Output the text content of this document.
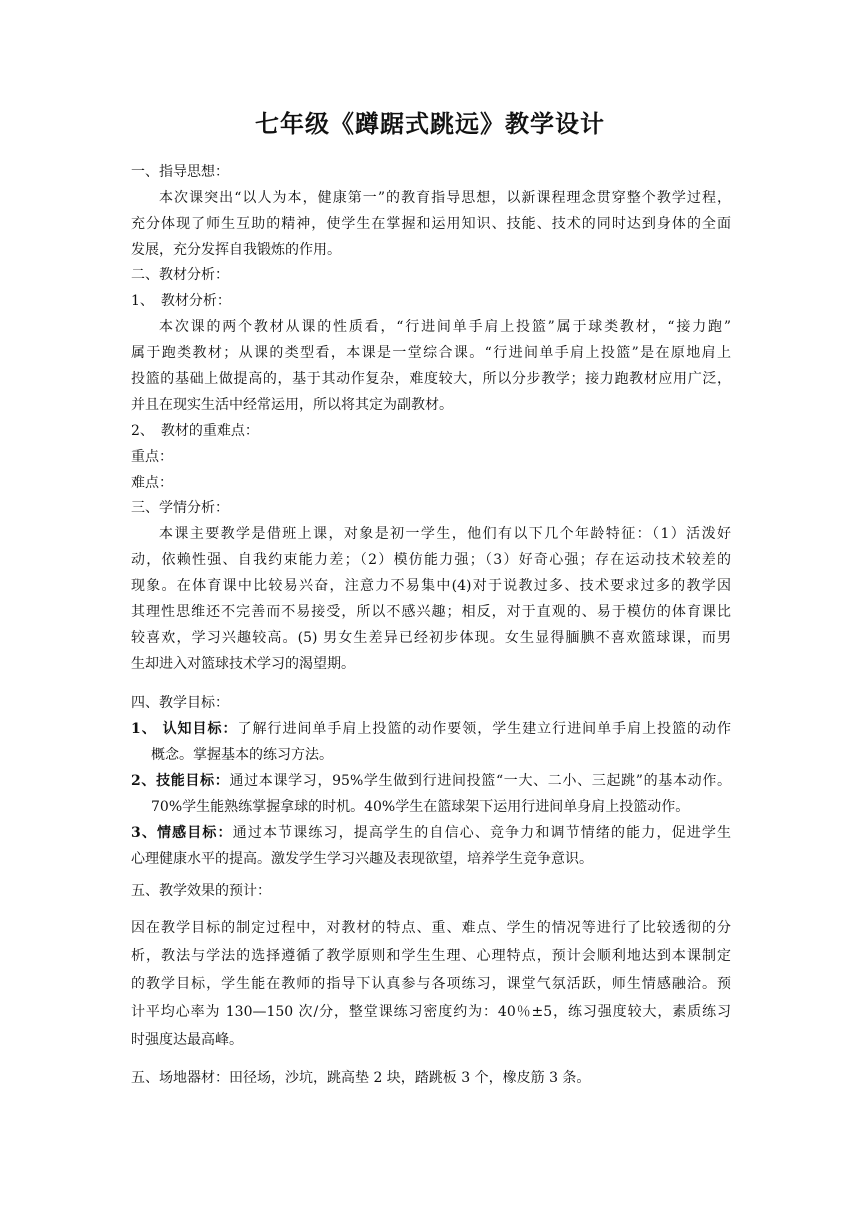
七年级《蹲踞式跳远》教学设计
一、指导思想：
本次课突出“以人为本，健康第一”的教育指导思想，以新课程理念贯穿整个教学过程，
充分体现了师生互助的精神，使学生在掌握和运用知识、技能、技术的同时达到身体的全面
发展，充分发挥自我锻炼的作用。
二、教材分析：
1、　教材分析：
本次课的两个教材从课的性质看，“行进间单手肩上投篮”属于球类教材，“接力跑”
属于跑类教材；从课的类型看，本课是一堂综合课。“行进间单手肩上投篮”是在原地肩上
投篮的基础上做提高的，基于其动作复杂，难度较大，所以分步教学；接力跑教材应用广泛，
并且在现实生活中经常运用，所以将其定为副教材。
2、　教材的重难点：
重点：
难点：
三、学情分析：
本课主要教学是借班上课，对象是初一学生，他们有以下几个年龄特征：（1）活泼好
动，依赖性强、自我约束能力差；（2）模仿能力强；（3）好奇心强；存在运动技术较差的
现象。在体育课中比较易兴奋，注意力不易集中(4)对于说教过多、技术要求过多的教学因
其理性思维还不完善而不易接受，所以不感兴趣；相反，对于直观的、易于模仿的体育课比
较喜欢，学习兴趣较高。(5) 男女生差异已经初步体现。女生显得腼腆不喜欢篮球课，而男
生却进入对篮球技术学习的渴望期。
四、教学目标：
1、 认知目标：了解行进间单手肩上投篮的动作要领，学生建立行进间单手肩上投篮的动作
概念。掌握基本的练习方法。
2、技能目标：通过本课学习，95%学生做到行进间投篮“一大、二小、三起跳”的基本动作。
70%学生能熟练掌握拿球的时机。40%学生在篮球架下运用行进间单身肩上投篮动作。
3、情感目标：通过本节课练习，提高学生的自信心、竞争力和调节情绪的能力，促进学生
心理健康水平的提高。激发学生学习兴趣及表现欲望，培养学生竞争意识。
五、教学效果的预计：
因在教学目标的制定过程中，对教材的特点、重、难点、学生的情况等进行了比较透彻的分
析，教法与学法的选择遵循了教学原则和学生生理、心理特点，预计会顺利地达到本课制定
的教学目标，学生能在教师的指导下认真参与各项练习，课堂气氛活跃，师生情感融洽。预
计平均心率为 130—150 次/分，整堂课练习密度约为：40％±5，练习强度较大，素质练习
时强度达最高峰。
五、场地器材：田径场，沙坑，跳高垫 2 块，踏跳板 3 个，橡皮筋 3 条。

_DESCRIPTION OF THE TASK_
Exclude the pictures, and transcribe all of the material exactly.

_FULL OUTPUT_
Output the text content of this document.
七年级《蹲踞式跳远》教学设计
一、指导思想：
本次课突出“以人为本，健康第一”的教育指导思想，以新课程理念贯穿整个教学过程，
充分体现了师生互助的精神，使学生在掌握和运用知识、技能、技术的同时达到身体的全面
发展，充分发挥自我锻炼的作用。
二、教材分析：
1、　教材分析：
本次课的两个教材从课的性质看，“行进间单手肩上投篮”属于球类教材，“接力跑”
属于跑类教材；从课的类型看，本课是一堂综合课。“行进间单手肩上投篮”是在原地肩上
投篮的基础上做提高的，基于其动作复杂，难度较大，所以分步教学；接力跑教材应用广泛，
并且在现实生活中经常运用，所以将其定为副教材。
2、　教材的重难点：
重点：
难点：
三、学情分析：
本课主要教学是借班上课，对象是初一学生，他们有以下几个年龄特征：（1）活泼好
动，依赖性强、自我约束能力差；（2）模仿能力强；（3）好奇心强；存在运动技术较差的
现象。在体育课中比较易兴奋，注意力不易集中(4)对于说教过多、技术要求过多的教学因
其理性思维还不完善而不易接受，所以不感兴趣；相反，对于直观的、易于模仿的体育课比
较喜欢，学习兴趣较高。(5) 男女生差异已经初步体现。女生显得腼腆不喜欢篮球课，而男
生却进入对篮球技术学习的渴望期。
四、教学目标：
1、 认知目标：了解行进间单手肩上投篮的动作要领，学生建立行进间单手肩上投篮的动作
概念。掌握基本的练习方法。
2、技能目标：通过本课学习，95%学生做到行进间投篮“一大、二小、三起跳”的基本动作。
70%学生能熟练掌握拿球的时机。40%学生在篮球架下运用行进间单身肩上投篮动作。
3、情感目标：通过本节课练习，提高学生的自信心、竞争力和调节情绪的能力，促进学生
心理健康水平的提高。激发学生学习兴趣及表现欲望，培养学生竞争意识。
五、教学效果的预计：
因在教学目标的制定过程中，对教材的特点、重、难点、学生的情况等进行了比较透彻的分
析，教法与学法的选择遵循了教学原则和学生生理、心理特点，预计会顺利地达到本课制定
的教学目标，学生能在教师的指导下认真参与各项练习，课堂气氛活跃，师生情感融洽。预
计平均心率为 130—150 次/分，整堂课练习密度约为：40％±5，练习强度较大，素质练习
时强度达最高峰。
五、场地器材：田径场，沙坑，跳高垫 2 块，踏跳板 3 个，橡皮筋 3 条。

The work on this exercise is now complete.